[DIRECTIONS] Collect all lines below with the string "title".

── EXERCISE MATERIALS ──

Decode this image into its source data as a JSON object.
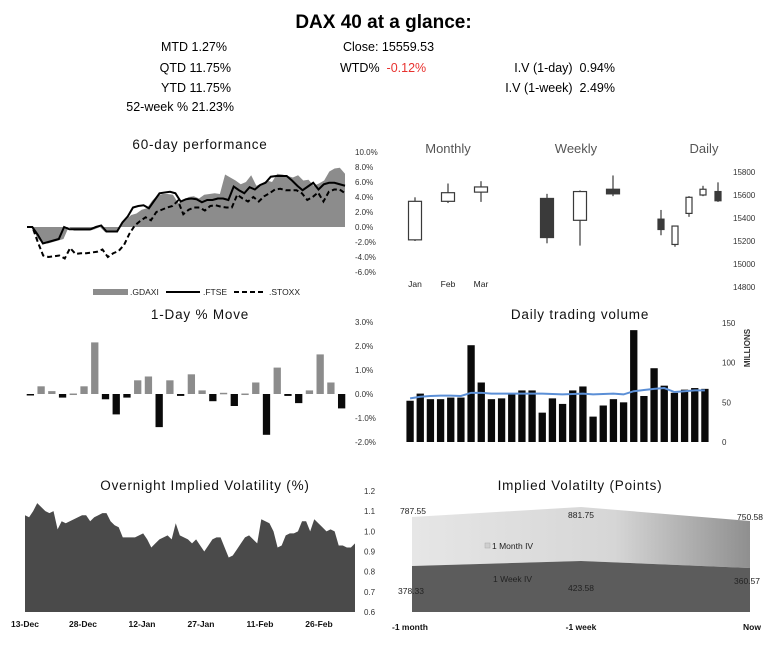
{
  "header": {
    "title": "DAX 40 at a glance:",
    "stats_left": [
      {
        "label": "MTD",
        "value": "1.27%"
      },
      {
        "label": "QTD",
        "value": "11.75%"
      },
      {
        "label": "YTD",
        "value": "11.75%"
      },
      {
        "label": "52-week %",
        "value": "21.23%"
      }
    ],
    "close": {
      "label": "Close:",
      "value": "15559.53"
    },
    "wtd": {
      "label": "WTD%",
      "value": "-0.12%",
      "color": "#e8322f"
    },
    "iv_1day": {
      "label": "I.V (1-day)",
      "value": "0.94%"
    },
    "iv_1week": {
      "label": "I.V (1-week)",
      "value": "2.49%"
    }
  },
  "chart_data": [
    {
      "id": "perf60",
      "type": "area",
      "title": "60-day performance",
      "ylim": [
        -6,
        10
      ],
      "yticks": [
        "10.0%",
        "8.0%",
        "6.0%",
        "4.0%",
        "2.0%",
        "0.0%",
        "-2.0%",
        "-4.0%",
        "-6.0%"
      ],
      "series": [
        {
          "name": ".GDAXI",
          "style": "area",
          "color": "#8c8c8c",
          "values": [
            0,
            0,
            -1.5,
            -2.2,
            -2.2,
            -2.0,
            -1.8,
            -1.6,
            0,
            -0.5,
            -0.5,
            -0.5,
            -0.5,
            -0.3,
            0,
            -0.7,
            -0.7,
            -0.7,
            0.3,
            1.0,
            1.6,
            1.8,
            2.3,
            2.5,
            3.5,
            4.2,
            4.4,
            4.4,
            4.3,
            3.2,
            3.6,
            4.0,
            4.1,
            3.8,
            4.3,
            4.4,
            4.5,
            4.4,
            7.0,
            6.6,
            6.2,
            5.7,
            6.0,
            6.9,
            5.5,
            5.8,
            6.2,
            6.0,
            7.1,
            7.0,
            6.8,
            6.6,
            6.9,
            6.2,
            6.3,
            5.5,
            5.8,
            6.2,
            7.4,
            7.8,
            7.9,
            7.1
          ]
        },
        {
          "name": ".FTSE",
          "style": "solid",
          "color": "#000000",
          "values": [
            0,
            0,
            -1.0,
            -2.2,
            -2.0,
            -1.8,
            -1.6,
            0,
            -0.3,
            -0.3,
            -0.3,
            -0.3,
            -0.3,
            0,
            0.2,
            -0.6,
            -0.6,
            -0.6,
            0.6,
            1.4,
            2.6,
            2.8,
            2.9,
            2.5,
            3.5,
            4.5,
            4.6,
            4.7,
            4.5,
            3.4,
            3.7,
            3.8,
            3.7,
            3.3,
            3.6,
            3.6,
            3.8,
            3.8,
            3.6,
            5.4,
            4.9,
            4.5,
            5.3,
            5.0,
            5.6,
            5.9,
            6.7,
            6.8,
            6.8,
            6.8,
            6.2,
            5.5,
            4.9,
            5.4,
            5.9,
            5.0,
            5.7,
            5.9,
            5.9,
            5.7,
            5.5
          ]
        },
        {
          "name": ".STOXX",
          "style": "dashed",
          "color": "#000000",
          "values": [
            0,
            0,
            -2.0,
            -3.8,
            -4.0,
            -3.9,
            -3.8,
            -4.2,
            -2.8,
            -3.6,
            -3.5,
            -3.5,
            -3.4,
            -3.3,
            -3.0,
            -4.0,
            -3.5,
            -3.2,
            -2.4,
            -0.9,
            0.2,
            0.8,
            1.3,
            0.9,
            2.0,
            2.3,
            2.6,
            2.8,
            3.5,
            1.7,
            2.3,
            2.6,
            2.6,
            2.2,
            2.8,
            2.9,
            2.7,
            2.6,
            2.6,
            4.3,
            3.8,
            3.4,
            4.0,
            3.4,
            4.1,
            4.5,
            5.0,
            5.1,
            4.9,
            4.9,
            4.9,
            4.5,
            3.6,
            4.0,
            4.6,
            3.4,
            4.7,
            5.0,
            5.0,
            4.5
          ]
        }
      ]
    },
    {
      "id": "candles",
      "type": "candlestick",
      "ylim": [
        14800,
        15800
      ],
      "yticks": [
        "15800",
        "15600",
        "15400",
        "15200",
        "15000",
        "14800"
      ],
      "groups": [
        {
          "title": "Monthly",
          "labels": [
            "Jan",
            "Feb",
            "Mar"
          ],
          "candles": [
            {
              "open": 15210,
              "high": 15580,
              "low": 15200,
              "close": 15545
            },
            {
              "open": 15545,
              "high": 15700,
              "low": 15530,
              "close": 15620
            },
            {
              "open": 15625,
              "high": 15720,
              "low": 15540,
              "close": 15670
            }
          ]
        },
        {
          "title": "Weekly",
          "labels": [
            "",
            "",
            ""
          ],
          "candles": [
            {
              "open": 15570,
              "high": 15610,
              "low": 15180,
              "close": 15230
            },
            {
              "open": 15380,
              "high": 15640,
              "low": 15160,
              "close": 15630
            },
            {
              "open": 15650,
              "high": 15770,
              "low": 15590,
              "close": 15610
            }
          ]
        },
        {
          "title": "Daily",
          "labels": [
            "",
            "",
            "",
            "",
            ""
          ],
          "candles": [
            {
              "open": 15390,
              "high": 15470,
              "low": 15250,
              "close": 15300
            },
            {
              "open": 15170,
              "high": 15330,
              "low": 15150,
              "close": 15330
            },
            {
              "open": 15440,
              "high": 15590,
              "low": 15410,
              "close": 15580
            },
            {
              "open": 15600,
              "high": 15680,
              "low": 15590,
              "close": 15650
            },
            {
              "open": 15630,
              "high": 15710,
              "low": 15540,
              "close": 15550
            }
          ]
        }
      ]
    },
    {
      "id": "move1d",
      "type": "bar",
      "title": "1-Day % Move",
      "ylim": [
        -2,
        3
      ],
      "yticks": [
        "3.0%",
        "2.0%",
        "1.0%",
        "0.0%",
        "-1.0%",
        "-2.0%"
      ],
      "positive_color": "#8c8c8c",
      "negative_color": "#0a0a0a",
      "values": [
        -0.05,
        0.32,
        0.12,
        -0.15,
        0.02,
        0.32,
        2.15,
        -0.22,
        -0.85,
        -0.15,
        0.57,
        0.73,
        -1.38,
        0.57,
        -0.08,
        0.82,
        0.15,
        -0.3,
        0.05,
        -0.5,
        0.02,
        0.48,
        -1.7,
        1.1,
        -0.08,
        -0.38,
        0.15,
        1.65,
        0.48,
        -0.6
      ]
    },
    {
      "id": "volume",
      "type": "bar",
      "title": "Daily trading volume",
      "ylabel": "MILLIONS",
      "ylim": [
        0,
        150
      ],
      "yticks": [
        "150",
        "100",
        "50",
        "0"
      ],
      "bar_color": "#0a0a0a",
      "line_color": "#5b8fd6",
      "values": [
        52,
        61,
        54,
        54,
        56,
        56,
        122,
        75,
        54,
        55,
        60,
        65,
        65,
        37,
        55,
        48,
        65,
        70,
        32,
        46,
        54,
        50,
        141,
        58,
        93,
        71,
        62,
        66,
        68,
        67
      ],
      "avg": [
        55,
        57,
        58,
        58.5,
        58.5,
        58,
        62,
        62,
        61,
        61,
        61,
        61,
        61,
        61,
        60.5,
        60,
        60.5,
        61,
        60,
        60.5,
        61,
        60,
        64,
        65.5,
        67,
        68,
        63,
        64,
        65,
        65
      ]
    },
    {
      "id": "oniv",
      "type": "area",
      "title": "Overnight Implied Volatility (%)",
      "ylim": [
        0.6,
        1.2
      ],
      "yticks": [
        "1.2",
        "1.1",
        "1.0",
        "0.9",
        "0.8",
        "0.7",
        "0.6"
      ],
      "xticks": [
        "13-Dec",
        "28-Dec",
        "12-Jan",
        "27-Jan",
        "11-Feb",
        "26-Feb"
      ],
      "color": "#4a4a4a",
      "values": [
        1.08,
        1.07,
        1.1,
        1.14,
        1.12,
        1.1,
        1.09,
        1.1,
        1.01,
        1.05,
        1.04,
        1.05,
        1.06,
        1.07,
        1.08,
        1.08,
        1.05,
        1.07,
        1.08,
        1.09,
        1.09,
        1.05,
        1.03,
        1.02,
        0.97,
        0.97,
        0.97,
        0.97,
        0.98,
        0.99,
        0.96,
        0.92,
        0.94,
        0.96,
        0.97,
        0.98,
        0.96,
        1.04,
        0.98,
        0.97,
        0.96,
        0.94,
        0.96,
        0.93,
        0.9,
        0.93,
        0.96,
        0.97,
        0.97,
        0.92,
        0.87,
        0.88,
        0.91,
        0.94,
        0.97,
        0.98,
        0.96,
        0.94,
        1.06,
        1.05,
        1.04,
        1.0,
        0.92,
        0.93,
        0.98,
        0.99,
        0.99,
        1.0,
        1.05,
        1.05,
        1.0,
        1.06,
        1.04,
        1.02,
        1.0,
        1.01,
        1.0,
        0.93,
        0.93,
        0.92,
        0.92,
        0.94
      ]
    },
    {
      "id": "ivpoints",
      "type": "area",
      "title": "Implied Volatilty (Points)",
      "categories": [
        "-1 month",
        "-1 week",
        "Now"
      ],
      "series": [
        {
          "name": "1 Month IV",
          "values": [
            787.55,
            881.75,
            750.58
          ],
          "labels": [
            "787.55",
            "881.75",
            "750.58"
          ]
        },
        {
          "name": "1 Week IV",
          "values": [
            378.33,
            423.58,
            360.57
          ],
          "labels": [
            "378.33",
            "423.58",
            "360.57"
          ]
        }
      ]
    }
  ]
}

───

[THE OUTPUT]
    "title": "DAX 40 at a glance:",
      "title": "60-day performance",
          "title": "Monthly",
          "title": "Weekly",
          "title": "Daily",
      "title": "1-Day % Move",
      "title": "Daily trading volume",
      "title": "Overnight Implied Volatility (%)",
      "title": "Implied Volatilty (Points)",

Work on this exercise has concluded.